TASK INSTRUCTIONS
Wherever the word "valuable" appears in the entries, copy the whole line.

SUPPLIED DATA
------------------------------------

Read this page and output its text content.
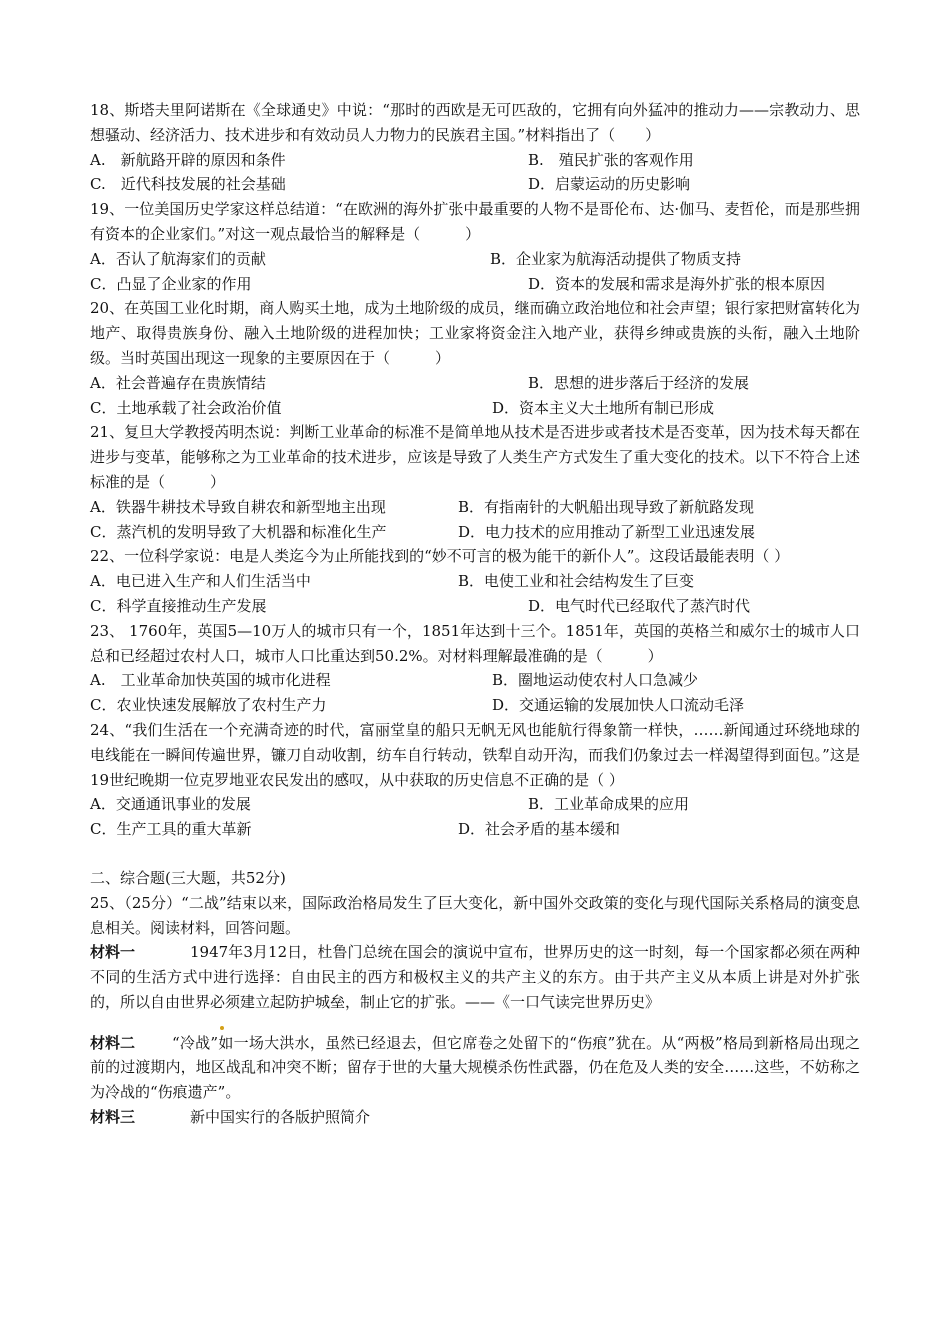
18、斯塔夫里阿诺斯在《全球通史》中说：“那时的西欧是无可匹敌的，它拥有向外猛冲的推动力——宗教动力、思想骚动、经济活力、技术进步和有效动员人力物力的民族君主国。”材料指出了（　　）
A.　新航路开辟的原因和条件	B.　殖民扩张的客观作用
C.　近代科技发展的社会基础	D．启蒙运动的历史影响
19、一位美国历史学家这样总结道：“在欧洲的海外扩张中最重要的人物不是哥伦布、达·伽马、麦哲伦，而是那些拥有资本的企业家们。”对这一观点最恰当的解释是（　　　）
A．否认了航海家们的贡献	B．企业家为航海活动提供了物质支持
C．凸显了企业家的作用	D．资本的发展和需求是海外扩张的根本原因
20、在英国工业化时期，商人购买土地，成为土地阶级的成员，继而确立政治地位和社会声望；银行家把财富转化为地产、取得贵族身份、融入土地阶级的进程加快；工业家将资金注入地产业，获得乡绅或贵族的头衔，融入土地阶级。当时英国出现这一现象的主要原因在于（　　　）
A．社会普遍存在贵族情结	B．思想的进步落后于经济的发展
C．土地承载了社会政治价值	D．资本主义大土地所有制已形成
21、复旦大学教授芮明杰说：判断工业革命的标准不是简单地从技术是否进步或者技术是否变革，因为技术每天都在进步与变革，能够称之为工业革命的技术进步，应该是导致了人类生产方式发生了重大变化的技术。以下不符合上述标准的是（　　　）
A．铁器牛耕技术导致自耕农和新型地主出现	B．有指南针的大帆船出现导致了新航路发现
C．蒸汽机的发明导致了大机器和标准化生产	D．电力技术的应用推动了新型工业迅速发展
22、一位科学家说：电是人类迄今为止所能找到的“妙不可言的极为能干的新仆人”。这段话最能表明（ ）
A．电已进入生产和人们生活当中	B．电使工业和社会结构发生了巨变
C．科学直接推动生产发展	D．电气时代已经取代了蒸汽时代
23、 1760年，英国5—10万人的城市只有一个，1851年达到十三个。1851年，英国的英格兰和威尔士的城市人口总和已经超过农村人口，城市人口比重达到50.2%。对材料理解最准确的是（　　　）
A.　工业革命加快英国的城市化进程	B．圈地运动使农村人口急减少
C．农业快速发展解放了农村生产力	D．交通运输的发展加快人口流动毛泽
24、“我们生活在一个充满奇迹的时代，富丽堂皇的船只无帆无风也能航行得象箭一样快，……新闻通过环绕地球的电线能在一瞬间传遍世界，镰刀自动收割，纺车自行转动，铁犁自动开沟，而我们仍象过去一样渴望得到面包。”这是19世纪晚期一位克罗地亚农民发出的感叹，从中获取的历史信息不正确的是（ ）
A．交通通讯事业的发展	B．工业革命成果的应用
C．生产工具的重大革新	D．社会矛盾的基本缓和
二、综合题(三大题，共52分)
25、（25分）“二战”结束以来，国际政治格局发生了巨大变化，新中国外交政策的变化与现代国际关系格局的演变息息相关。阅读材料，回答问题。
材料一	1947年3月12日，杜鲁门总统在国会的演说中宣布，世界历史的这一时刻，每一个国家都必须在两种不同的生活方式中进行选择：自由民主的西方和极权主义的共产主义的东方。由于共产主义从本质上讲是对外扩张的，所以自由世界必须建立起防护城垒，制止它的扩张。——《一口气读完世界历史》
材料二 “冷战”如一场大洪水，虽然已经退去，但它席卷之处留下的“伤痕”犹在。从“两极”格局到新格局出现之前的过渡期内，地区战乱和冲突不断；留存于世的大量大规模杀伤性武器，仍在危及人类的安全……这些，不妨称之为冷战的“伤痕遗产”。
材料三	新中国实行的各版护照简介
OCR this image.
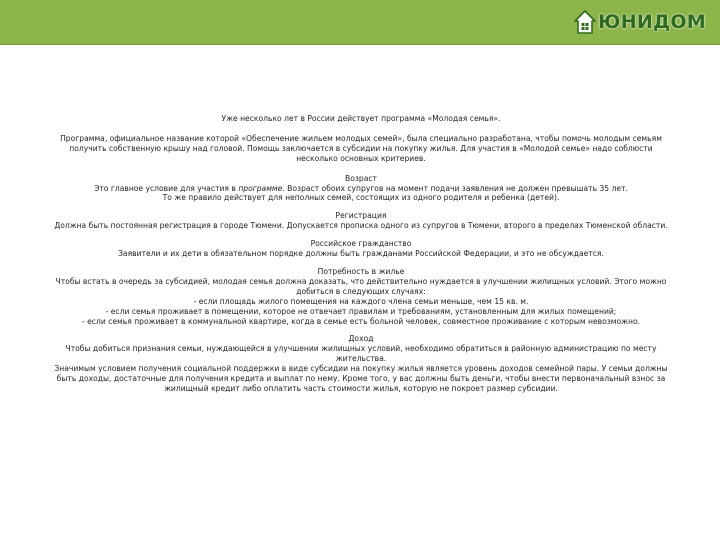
ЮНИДОМ

Уже несколько лет в России действует программа «Молодая семья».

Программа, официальное название которой «Обеспечение жильем молодых семей», была специально разработана, чтобы помочь молодым семьям получить собственную крышу над головой. Помощь заключается в субсидии на покупку жилья. Для участия в «Молодой семье» надо соблюсти несколько основных критериев.

Возраст

Это главное условие для участия в программе. Возраст обоих супругов на момент подачи заявления не должен превышать 35 лет.

То же правило действует для неполных семей, состоящих из одного родителя и ребенка (детей).

Регистрация

Должна быть постоянная регистрация в городе Тюмени. Допускается прописка одного из супругов в Тюмени, второго в пределах Тюменской области.

Российское гражданство

Заявители и их дети в обязательном порядке должны быть гражданами Российской Федерации, и это не обсуждается.

Потребность в жилье

Чтобы встать в очередь за субсидией, молодая семья должна доказать, что действительно нуждается в улучшении жилищных условий. Этого можно добиться в следующих случаях:

- если площадь жилого помещения на каждого члена семьи меньше, чем 15 кв. м.

- если семья проживает в помещении, которое не отвечает правилам и требованиям, установленным для жилых помещений;

- если семья проживает в коммунальной квартире, когда в семье есть больной человек, совместное проживание с которым невозможно.

Доход

Чтобы добиться признания семьи, нуждающейся в улучшении жилищных условий, необходимо обратиться в районную администрацию по месту жительства.

Значимым условием получения социальной поддержки в виде субсидии на покупку жилья является уровень доходов семейной пары. У семьи должны быть доходы, достаточные для получения кредита и выплат по нему. Кроме того, у вас должны быть деньги, чтобы внести первоначальный взнос за жилищный кредит либо оплатить часть стоимости жилья, которую не покроет размер субсидии.
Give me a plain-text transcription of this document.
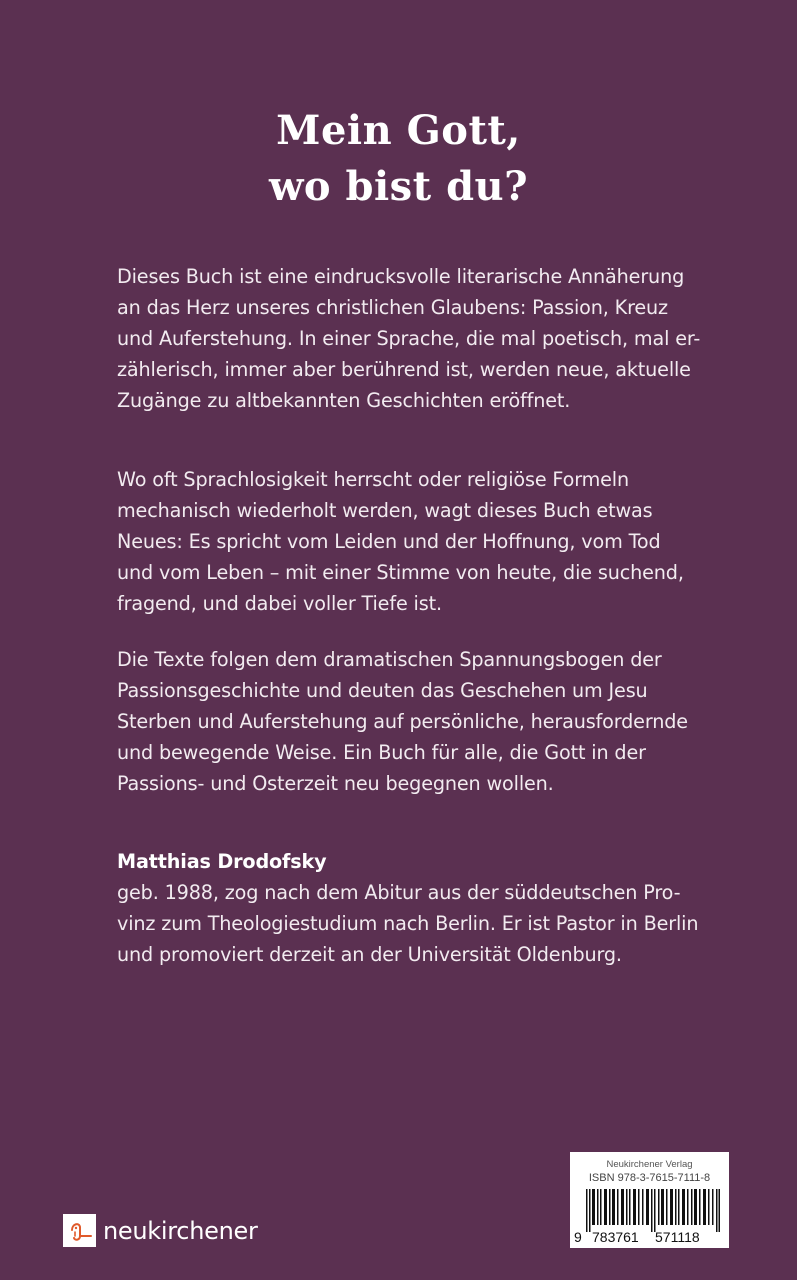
Mein Gott,
wo bist du?
Dieses Buch ist eine eindrucksvolle literarische Annäherung
an das Herz unseres christlichen Glaubens: Passion, Kreuz
und Auferstehung. In einer Sprache, die mal poetisch, mal er-
zählerisch, immer aber berührend ist, werden neue, aktuelle
Zugänge zu altbekannten Geschichten eröffnet.
Wo oft Sprachlosigkeit herrscht oder religiöse Formeln
mechanisch wiederholt werden, wagt dieses Buch etwas
Neues: Es spricht vom Leiden und der Hoffnung, vom Tod
und vom Leben – mit einer Stimme von heute, die suchend,
fragend, und dabei voller Tiefe ist.
Die Texte folgen dem dramatischen Spannungsbogen der
Passionsgeschichte und deuten das Geschehen um Jesu
Sterben und Auferstehung auf persönliche, herausfordernde
und bewegende Weise. Ein Buch für alle, die Gott in der
Passions- und Osterzeit neu begegnen wollen.
Matthias Drodofsky
geb. 1988, zog nach dem Abitur aus der süddeutschen Pro-
vinz zum Theologiestudium nach Berlin. Er ist Pastor in Berlin
und promoviert derzeit an der Universität Oldenburg.
neukirchener
Neukirchener Verlag
ISBN 978-3-7615-7111-8
9 783761	571118
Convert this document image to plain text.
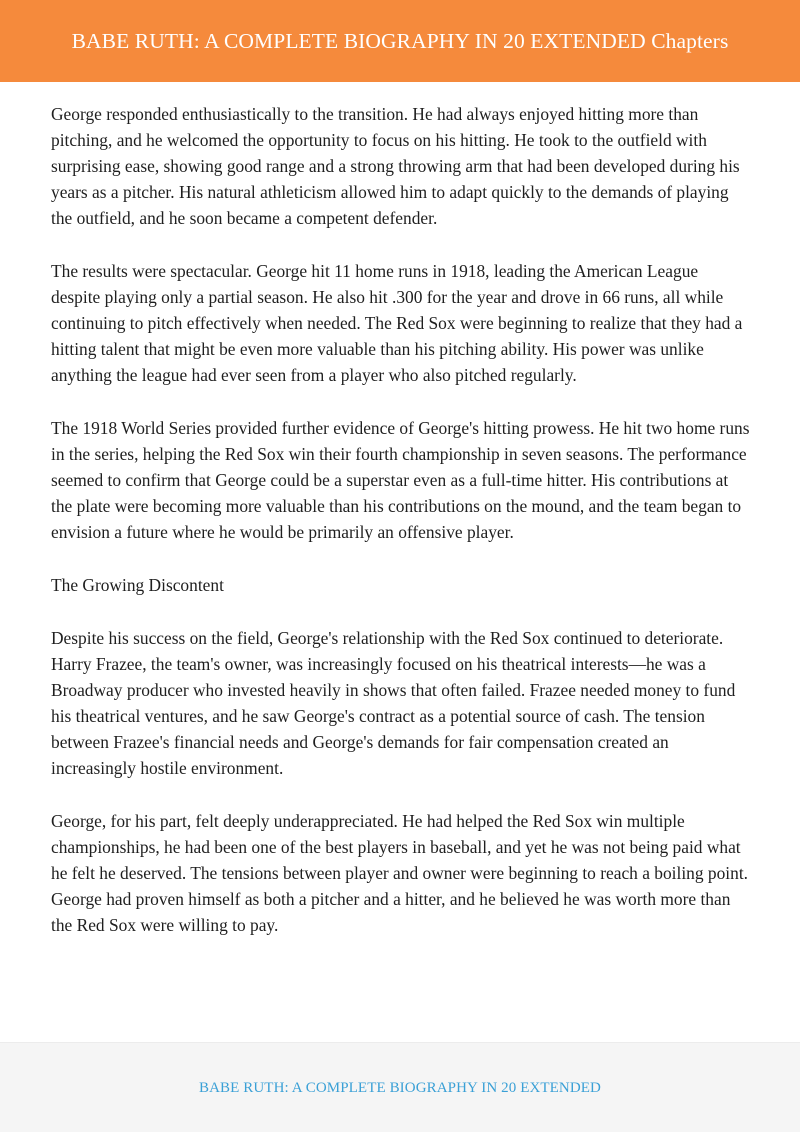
BABE RUTH: A COMPLETE BIOGRAPHY IN 20 EXTENDED Chapters

George responded enthusiastically to the transition. He had always enjoyed hitting more than pitching, and he welcomed the opportunity to focus on his hitting. He took to the outfield with surprising ease, showing good range and a strong throwing arm that had been developed during his years as a pitcher. His natural athleticism allowed him to adapt quickly to the demands of playing the outfield, and he soon became a competent defender.

The results were spectacular. George hit 11 home runs in 1918, leading the American League despite playing only a partial season. He also hit .300 for the year and drove in 66 runs, all while continuing to pitch effectively when needed. The Red Sox were beginning to realize that they had a hitting talent that might be even more valuable than his pitching ability. His power was unlike anything the league had ever seen from a player who also pitched regularly.

The 1918 World Series provided further evidence of George's hitting prowess. He hit two home runs in the series, helping the Red Sox win their fourth championship in seven seasons. The performance seemed to confirm that George could be a superstar even as a full-time hitter. His contributions at the plate were becoming more valuable than his contributions on the mound, and the team began to envision a future where he would be primarily an offensive player.

The Growing Discontent

Despite his success on the field, George's relationship with the Red Sox continued to deteriorate. Harry Frazee, the team's owner, was increasingly focused on his theatrical interests—he was a Broadway producer who invested heavily in shows that often failed. Frazee needed money to fund his theatrical ventures, and he saw George's contract as a potential source of cash. The tension between Frazee's financial needs and George's demands for fair compensation created an increasingly hostile environment.

George, for his part, felt deeply underappreciated. He had helped the Red Sox win multiple championships, he had been one of the best players in baseball, and yet he was not being paid what he felt he deserved. The tensions between player and owner were beginning to reach a boiling point. George had proven himself as both a pitcher and a hitter, and he believed he was worth more than the Red Sox were willing to pay.

BABE RUTH: A COMPLETE BIOGRAPHY IN 20 EXTENDED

------------------------------------

RESPONSE BELOW
The results were spectacular. George hit 11 home runs in 1918, leading the American League despite playing only a partial season. He also hit .300 for the year and drove in 66 runs, all while continuing to pitch effectively when needed. The Red Sox were beginning to realize that they had a hitting talent that might be even more valuable than his pitching ability. His power was unlike anything the league had ever seen from a player who also pitched regularly.
The 1918 World Series provided further evidence of George's hitting prowess. He hit two home runs in the series, helping the Red Sox win their fourth championship in seven seasons. The performance seemed to confirm that George could be a superstar even as a full-time hitter. His contributions at the plate were becoming more valuable than his contributions on the mound, and the team began to envision a future where he would be primarily an offensive player.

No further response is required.